→ **Data section**:
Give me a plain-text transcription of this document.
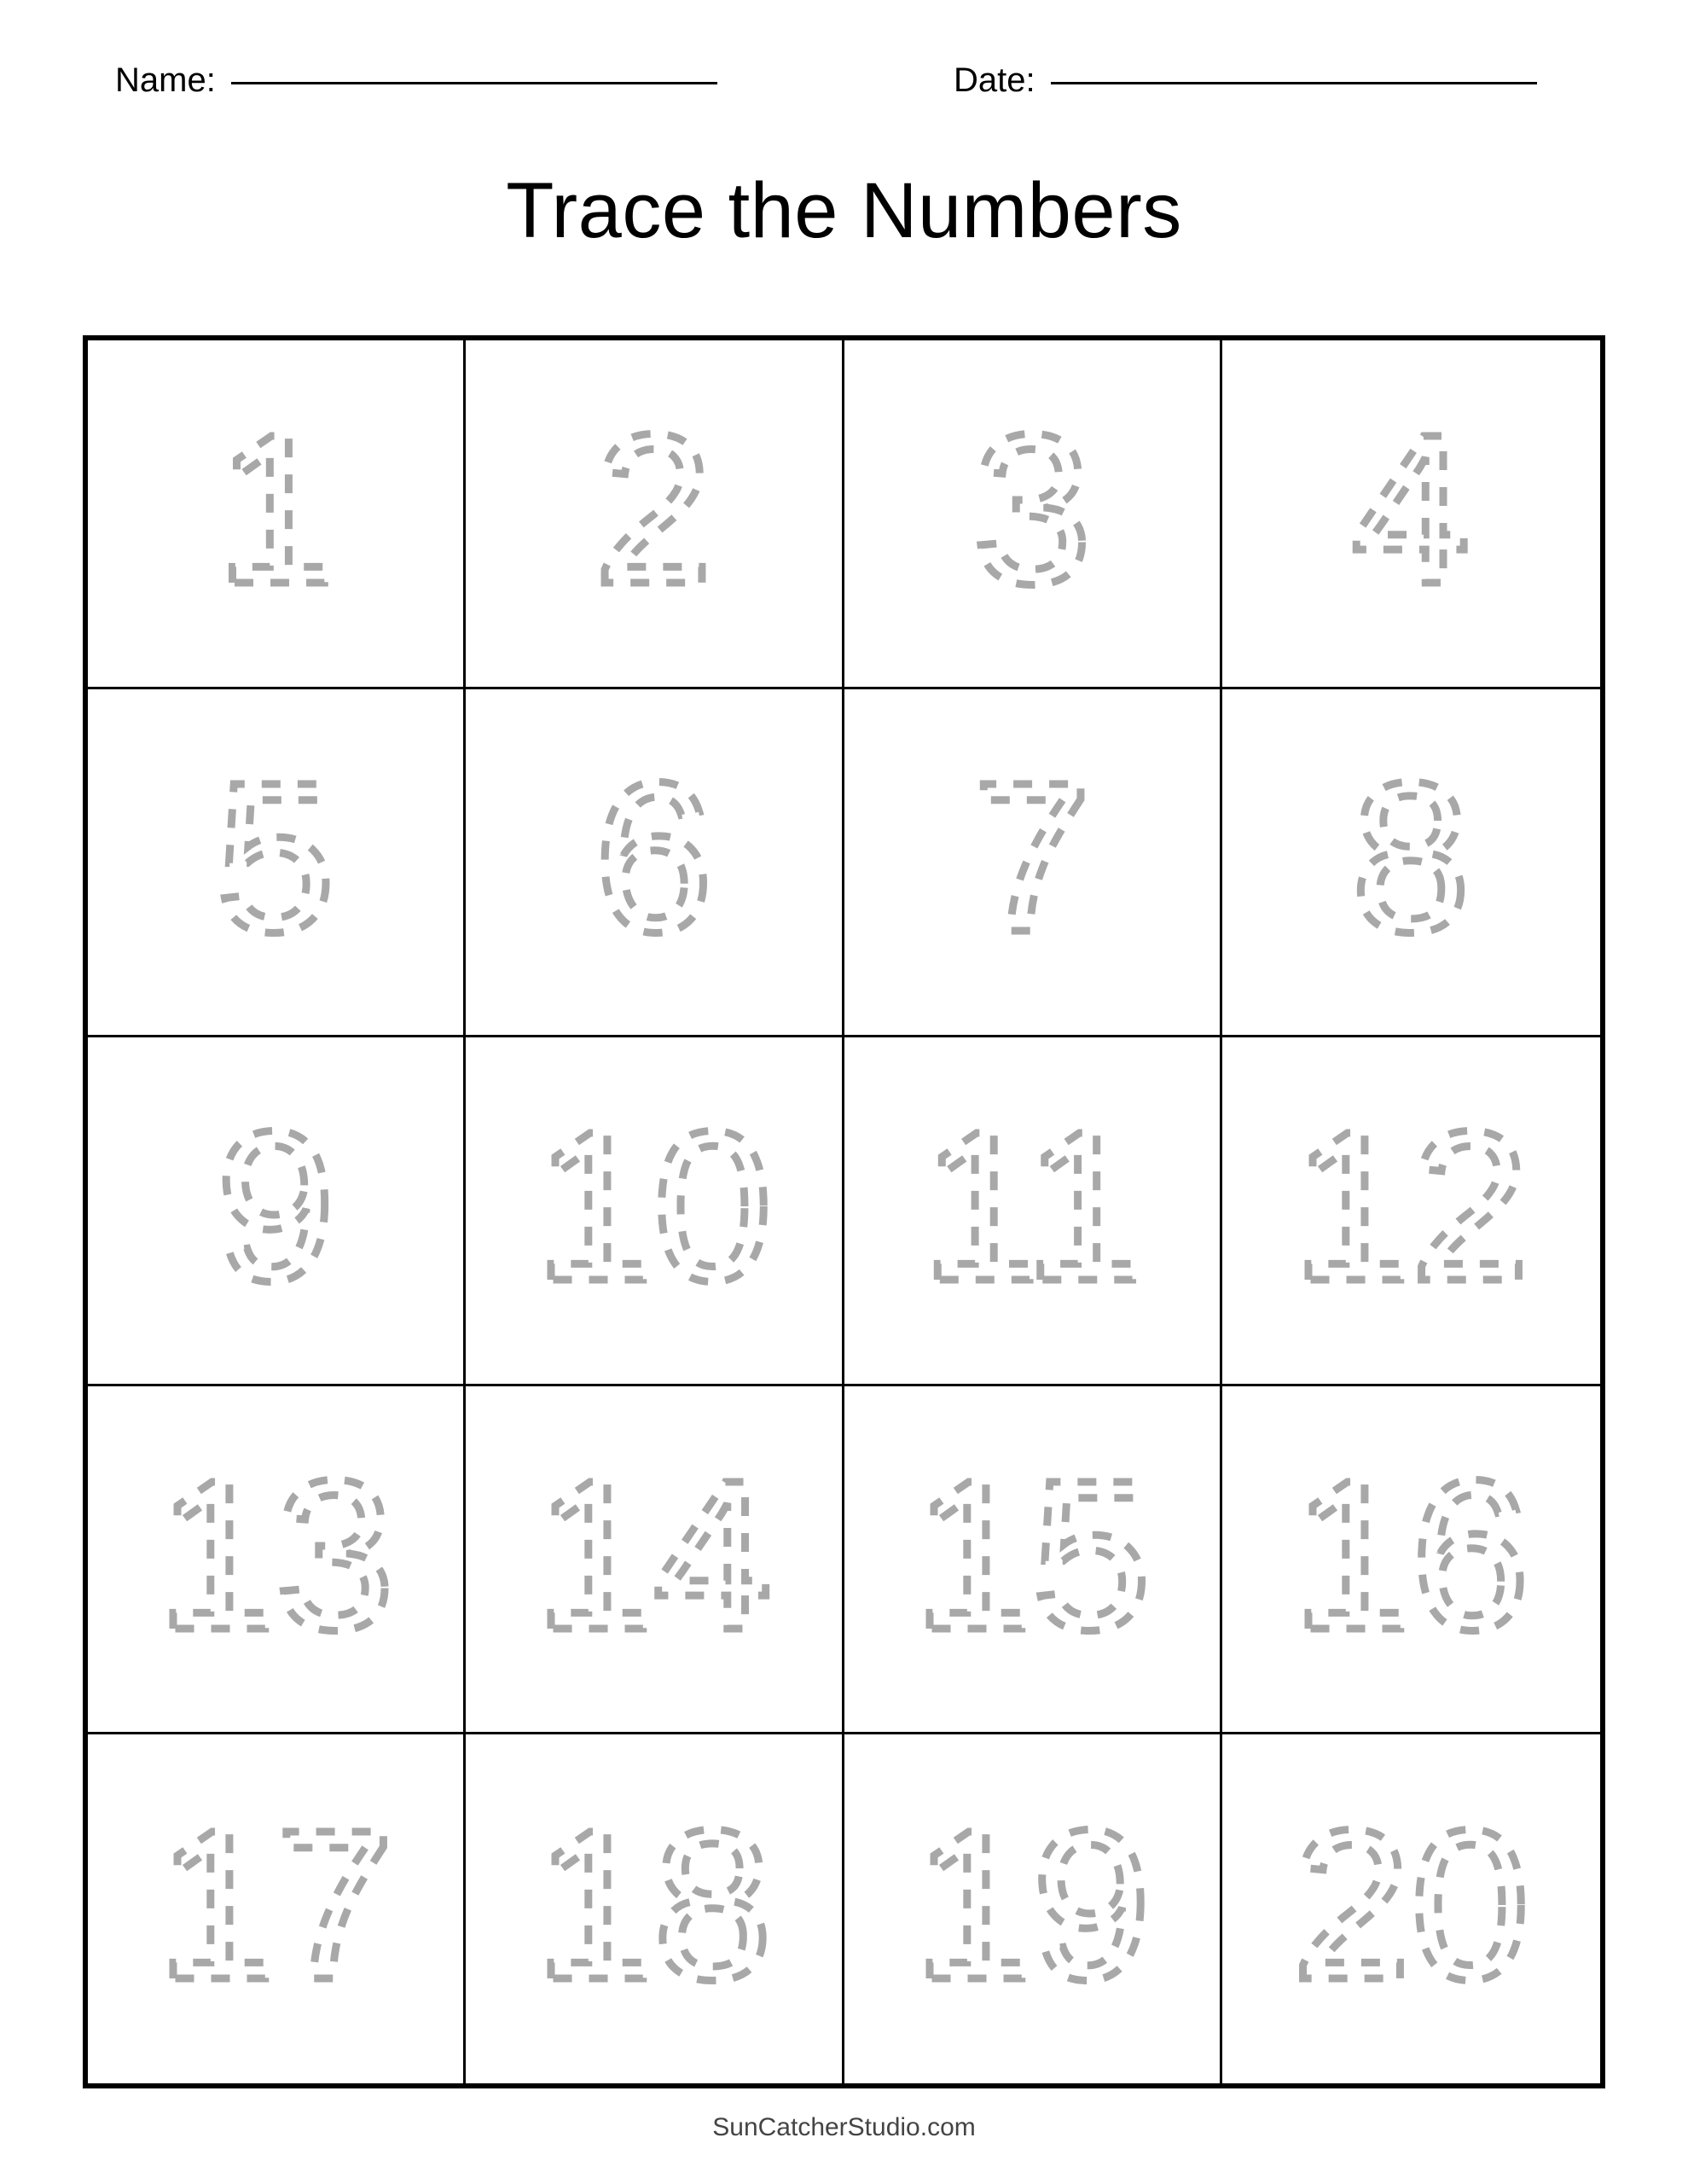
Name:	Date:
Trace the Numbers
1 2 3 4
5 6 7 8
9 10 11 12
13 14 15 16
17 18 19 20
SunCatcherStudio.com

→ **Set problem**:
Print out the whole of the material word for word, without pictures.

→ **Exercise solution**:
Give me a plain-text transcription of this document.
Name:	Date:
Trace the Numbers
1 2 3 4
5 6 7 8
9 10 11 12
13 14 15 16
17 18 19 20
SunCatcherStudio.com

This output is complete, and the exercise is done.